::: THE RECORDS
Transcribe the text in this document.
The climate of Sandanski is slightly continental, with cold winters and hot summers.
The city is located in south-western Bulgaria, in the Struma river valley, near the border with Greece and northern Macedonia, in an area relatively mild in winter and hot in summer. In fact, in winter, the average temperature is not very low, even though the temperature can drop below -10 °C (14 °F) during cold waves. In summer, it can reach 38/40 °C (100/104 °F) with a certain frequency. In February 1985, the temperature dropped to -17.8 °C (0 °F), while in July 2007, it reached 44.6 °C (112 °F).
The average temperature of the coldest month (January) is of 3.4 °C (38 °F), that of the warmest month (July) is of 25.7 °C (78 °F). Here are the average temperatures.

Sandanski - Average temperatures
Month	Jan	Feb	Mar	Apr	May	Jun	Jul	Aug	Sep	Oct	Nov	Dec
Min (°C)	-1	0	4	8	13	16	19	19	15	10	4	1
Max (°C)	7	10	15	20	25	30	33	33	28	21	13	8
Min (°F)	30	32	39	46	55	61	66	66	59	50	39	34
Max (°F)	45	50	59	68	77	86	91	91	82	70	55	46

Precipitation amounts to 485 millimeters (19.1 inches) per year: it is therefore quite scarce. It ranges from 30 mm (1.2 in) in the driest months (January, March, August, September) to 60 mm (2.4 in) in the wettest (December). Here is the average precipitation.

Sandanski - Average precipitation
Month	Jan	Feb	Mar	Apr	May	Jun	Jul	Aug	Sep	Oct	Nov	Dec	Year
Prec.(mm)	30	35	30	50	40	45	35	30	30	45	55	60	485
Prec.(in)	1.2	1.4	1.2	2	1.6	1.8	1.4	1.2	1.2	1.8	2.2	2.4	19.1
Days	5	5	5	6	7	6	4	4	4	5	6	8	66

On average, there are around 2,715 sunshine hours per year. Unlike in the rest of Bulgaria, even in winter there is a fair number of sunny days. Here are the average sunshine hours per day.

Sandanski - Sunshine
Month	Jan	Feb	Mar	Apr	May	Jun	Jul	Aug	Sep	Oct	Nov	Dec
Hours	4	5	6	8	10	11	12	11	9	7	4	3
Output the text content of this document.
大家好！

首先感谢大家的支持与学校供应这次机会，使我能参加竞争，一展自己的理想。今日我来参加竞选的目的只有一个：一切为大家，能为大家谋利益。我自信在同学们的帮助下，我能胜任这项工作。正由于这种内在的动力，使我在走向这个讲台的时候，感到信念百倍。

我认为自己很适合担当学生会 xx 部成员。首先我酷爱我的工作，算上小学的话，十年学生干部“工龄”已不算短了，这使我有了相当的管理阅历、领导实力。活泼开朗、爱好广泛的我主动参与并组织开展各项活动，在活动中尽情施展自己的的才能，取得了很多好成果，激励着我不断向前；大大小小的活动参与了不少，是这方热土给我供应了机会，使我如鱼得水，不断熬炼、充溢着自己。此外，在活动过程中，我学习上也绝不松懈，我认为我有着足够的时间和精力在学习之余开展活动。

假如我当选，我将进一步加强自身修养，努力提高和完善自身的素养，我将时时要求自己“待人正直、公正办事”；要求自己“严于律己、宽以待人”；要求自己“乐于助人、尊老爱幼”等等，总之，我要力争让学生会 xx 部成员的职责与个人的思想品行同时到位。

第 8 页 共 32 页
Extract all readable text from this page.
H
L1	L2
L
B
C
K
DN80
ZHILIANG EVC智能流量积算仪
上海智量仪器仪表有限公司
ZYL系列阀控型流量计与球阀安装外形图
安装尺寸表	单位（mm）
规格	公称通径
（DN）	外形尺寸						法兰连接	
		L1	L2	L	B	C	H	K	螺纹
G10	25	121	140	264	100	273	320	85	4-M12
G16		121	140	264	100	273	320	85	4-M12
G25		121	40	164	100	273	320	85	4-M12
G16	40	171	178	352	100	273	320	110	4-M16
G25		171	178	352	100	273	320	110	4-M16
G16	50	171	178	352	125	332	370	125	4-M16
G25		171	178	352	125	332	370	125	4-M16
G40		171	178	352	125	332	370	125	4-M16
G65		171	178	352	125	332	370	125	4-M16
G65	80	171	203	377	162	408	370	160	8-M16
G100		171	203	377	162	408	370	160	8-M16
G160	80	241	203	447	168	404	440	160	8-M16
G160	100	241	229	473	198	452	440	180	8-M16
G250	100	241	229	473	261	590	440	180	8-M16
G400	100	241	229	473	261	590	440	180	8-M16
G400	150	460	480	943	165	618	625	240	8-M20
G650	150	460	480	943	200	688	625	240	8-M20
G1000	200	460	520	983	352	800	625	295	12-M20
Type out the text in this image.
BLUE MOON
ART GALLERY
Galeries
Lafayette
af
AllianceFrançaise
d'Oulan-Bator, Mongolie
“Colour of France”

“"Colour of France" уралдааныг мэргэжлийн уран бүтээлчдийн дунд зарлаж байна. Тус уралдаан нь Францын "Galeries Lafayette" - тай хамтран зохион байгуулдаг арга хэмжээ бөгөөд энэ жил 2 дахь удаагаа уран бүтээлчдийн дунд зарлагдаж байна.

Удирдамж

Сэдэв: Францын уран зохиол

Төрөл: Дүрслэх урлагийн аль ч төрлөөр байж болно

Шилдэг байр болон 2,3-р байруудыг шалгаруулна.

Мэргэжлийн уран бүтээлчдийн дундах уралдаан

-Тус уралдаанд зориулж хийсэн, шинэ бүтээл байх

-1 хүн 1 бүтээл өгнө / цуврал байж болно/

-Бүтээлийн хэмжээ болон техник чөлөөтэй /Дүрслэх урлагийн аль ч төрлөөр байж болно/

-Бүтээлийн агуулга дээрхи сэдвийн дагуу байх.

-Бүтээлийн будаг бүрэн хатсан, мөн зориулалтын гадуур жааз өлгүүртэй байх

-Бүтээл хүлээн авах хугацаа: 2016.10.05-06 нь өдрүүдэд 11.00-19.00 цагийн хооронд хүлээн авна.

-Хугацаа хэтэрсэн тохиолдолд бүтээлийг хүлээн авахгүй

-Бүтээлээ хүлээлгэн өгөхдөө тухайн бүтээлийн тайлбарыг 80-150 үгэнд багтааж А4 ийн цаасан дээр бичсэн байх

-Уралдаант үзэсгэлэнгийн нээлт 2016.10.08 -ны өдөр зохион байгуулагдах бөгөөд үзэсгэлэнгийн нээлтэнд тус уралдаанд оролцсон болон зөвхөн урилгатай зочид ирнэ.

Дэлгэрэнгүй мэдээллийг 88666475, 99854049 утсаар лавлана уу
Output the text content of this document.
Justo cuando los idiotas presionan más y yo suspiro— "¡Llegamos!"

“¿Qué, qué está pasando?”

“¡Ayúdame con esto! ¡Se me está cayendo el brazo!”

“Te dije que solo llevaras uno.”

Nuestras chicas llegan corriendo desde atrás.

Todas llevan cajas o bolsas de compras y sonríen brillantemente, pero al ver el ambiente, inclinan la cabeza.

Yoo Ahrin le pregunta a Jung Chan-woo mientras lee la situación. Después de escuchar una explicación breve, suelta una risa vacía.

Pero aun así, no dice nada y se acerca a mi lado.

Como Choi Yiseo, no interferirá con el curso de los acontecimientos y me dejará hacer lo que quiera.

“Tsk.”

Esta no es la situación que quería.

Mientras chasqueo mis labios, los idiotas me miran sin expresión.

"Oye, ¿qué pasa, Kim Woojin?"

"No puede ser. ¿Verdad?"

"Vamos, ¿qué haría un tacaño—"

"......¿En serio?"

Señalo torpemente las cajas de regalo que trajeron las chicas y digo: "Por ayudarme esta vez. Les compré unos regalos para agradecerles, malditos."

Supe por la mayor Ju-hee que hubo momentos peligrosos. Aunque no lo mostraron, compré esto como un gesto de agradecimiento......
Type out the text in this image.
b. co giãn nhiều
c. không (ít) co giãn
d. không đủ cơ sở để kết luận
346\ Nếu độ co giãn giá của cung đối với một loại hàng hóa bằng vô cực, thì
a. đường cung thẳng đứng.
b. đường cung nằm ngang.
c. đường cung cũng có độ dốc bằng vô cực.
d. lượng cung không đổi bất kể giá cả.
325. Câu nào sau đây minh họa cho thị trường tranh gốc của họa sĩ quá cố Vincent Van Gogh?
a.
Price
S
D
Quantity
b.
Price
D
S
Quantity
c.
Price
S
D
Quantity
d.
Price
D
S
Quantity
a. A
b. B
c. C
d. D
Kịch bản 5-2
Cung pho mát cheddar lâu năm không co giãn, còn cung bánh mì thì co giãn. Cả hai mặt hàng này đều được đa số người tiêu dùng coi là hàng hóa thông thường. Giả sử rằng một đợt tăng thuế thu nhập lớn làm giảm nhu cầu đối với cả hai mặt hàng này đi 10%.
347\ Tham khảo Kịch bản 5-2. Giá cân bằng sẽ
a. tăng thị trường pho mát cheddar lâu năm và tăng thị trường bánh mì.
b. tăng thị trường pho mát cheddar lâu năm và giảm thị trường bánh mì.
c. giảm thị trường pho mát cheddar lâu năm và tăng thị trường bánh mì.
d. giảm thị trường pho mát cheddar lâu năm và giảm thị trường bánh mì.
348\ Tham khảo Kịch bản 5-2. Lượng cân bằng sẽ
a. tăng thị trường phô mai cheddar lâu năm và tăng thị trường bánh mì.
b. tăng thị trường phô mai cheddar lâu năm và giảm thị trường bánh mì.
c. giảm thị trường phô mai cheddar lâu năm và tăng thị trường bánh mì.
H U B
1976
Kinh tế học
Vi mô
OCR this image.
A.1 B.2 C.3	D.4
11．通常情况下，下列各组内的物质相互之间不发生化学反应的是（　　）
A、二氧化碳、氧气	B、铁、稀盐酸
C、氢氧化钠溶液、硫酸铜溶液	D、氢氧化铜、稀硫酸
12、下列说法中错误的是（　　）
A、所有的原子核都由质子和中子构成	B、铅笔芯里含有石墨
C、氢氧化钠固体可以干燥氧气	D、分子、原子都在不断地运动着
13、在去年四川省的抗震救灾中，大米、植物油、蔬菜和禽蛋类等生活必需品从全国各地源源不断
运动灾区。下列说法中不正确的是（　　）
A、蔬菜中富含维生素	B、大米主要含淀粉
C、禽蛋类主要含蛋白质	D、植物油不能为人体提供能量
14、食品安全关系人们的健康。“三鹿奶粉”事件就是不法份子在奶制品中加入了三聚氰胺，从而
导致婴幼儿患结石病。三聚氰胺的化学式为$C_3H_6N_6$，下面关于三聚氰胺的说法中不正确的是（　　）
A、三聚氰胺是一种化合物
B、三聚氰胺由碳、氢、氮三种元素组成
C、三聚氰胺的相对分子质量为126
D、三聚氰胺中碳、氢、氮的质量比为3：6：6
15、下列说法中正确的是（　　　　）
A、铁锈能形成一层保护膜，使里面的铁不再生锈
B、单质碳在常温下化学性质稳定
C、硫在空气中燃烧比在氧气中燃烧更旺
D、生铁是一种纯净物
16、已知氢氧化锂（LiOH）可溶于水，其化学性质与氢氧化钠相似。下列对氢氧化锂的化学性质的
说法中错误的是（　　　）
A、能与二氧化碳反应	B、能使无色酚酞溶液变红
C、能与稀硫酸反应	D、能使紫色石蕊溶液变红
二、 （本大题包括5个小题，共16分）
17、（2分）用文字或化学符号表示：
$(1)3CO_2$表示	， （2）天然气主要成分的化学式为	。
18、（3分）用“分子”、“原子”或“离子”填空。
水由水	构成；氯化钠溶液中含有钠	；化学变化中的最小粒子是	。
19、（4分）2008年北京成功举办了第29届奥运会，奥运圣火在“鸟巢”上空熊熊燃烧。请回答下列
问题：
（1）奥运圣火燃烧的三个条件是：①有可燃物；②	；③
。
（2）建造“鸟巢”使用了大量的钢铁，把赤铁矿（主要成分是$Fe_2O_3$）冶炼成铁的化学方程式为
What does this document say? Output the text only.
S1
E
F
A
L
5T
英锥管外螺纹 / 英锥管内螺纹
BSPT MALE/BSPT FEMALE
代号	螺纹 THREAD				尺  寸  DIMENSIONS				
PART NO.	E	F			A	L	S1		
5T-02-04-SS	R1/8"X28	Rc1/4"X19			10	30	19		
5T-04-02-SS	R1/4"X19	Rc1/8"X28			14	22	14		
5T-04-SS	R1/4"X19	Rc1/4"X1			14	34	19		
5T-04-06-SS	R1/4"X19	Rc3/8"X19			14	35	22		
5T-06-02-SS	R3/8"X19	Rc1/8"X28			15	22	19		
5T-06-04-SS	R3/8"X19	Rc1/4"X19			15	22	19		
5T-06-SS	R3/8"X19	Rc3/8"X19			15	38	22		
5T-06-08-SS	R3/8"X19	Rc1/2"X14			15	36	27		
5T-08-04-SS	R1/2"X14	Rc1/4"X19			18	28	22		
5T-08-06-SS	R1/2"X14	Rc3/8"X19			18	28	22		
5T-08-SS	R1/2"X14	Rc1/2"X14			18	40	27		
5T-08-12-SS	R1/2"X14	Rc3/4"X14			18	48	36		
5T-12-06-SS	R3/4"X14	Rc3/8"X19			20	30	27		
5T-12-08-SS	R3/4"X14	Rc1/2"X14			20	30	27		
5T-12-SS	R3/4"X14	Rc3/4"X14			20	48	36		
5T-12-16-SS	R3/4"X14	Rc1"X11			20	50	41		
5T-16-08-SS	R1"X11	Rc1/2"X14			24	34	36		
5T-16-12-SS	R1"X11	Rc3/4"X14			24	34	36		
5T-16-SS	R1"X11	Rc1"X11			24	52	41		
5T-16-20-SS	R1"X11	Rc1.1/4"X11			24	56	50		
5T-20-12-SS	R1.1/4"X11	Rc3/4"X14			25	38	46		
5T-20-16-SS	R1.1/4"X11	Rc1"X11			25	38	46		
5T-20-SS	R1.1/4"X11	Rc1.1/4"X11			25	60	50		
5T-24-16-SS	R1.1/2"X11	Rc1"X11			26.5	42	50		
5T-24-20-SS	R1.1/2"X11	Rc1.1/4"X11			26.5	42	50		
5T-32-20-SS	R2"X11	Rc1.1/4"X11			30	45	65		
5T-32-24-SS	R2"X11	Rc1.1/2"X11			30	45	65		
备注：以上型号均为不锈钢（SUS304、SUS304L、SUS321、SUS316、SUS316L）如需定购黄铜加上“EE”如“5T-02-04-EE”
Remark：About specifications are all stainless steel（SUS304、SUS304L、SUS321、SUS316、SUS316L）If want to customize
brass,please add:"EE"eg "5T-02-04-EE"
::::::
The answer must consist solely of the number of lines in the entries that contain the word "байх".

4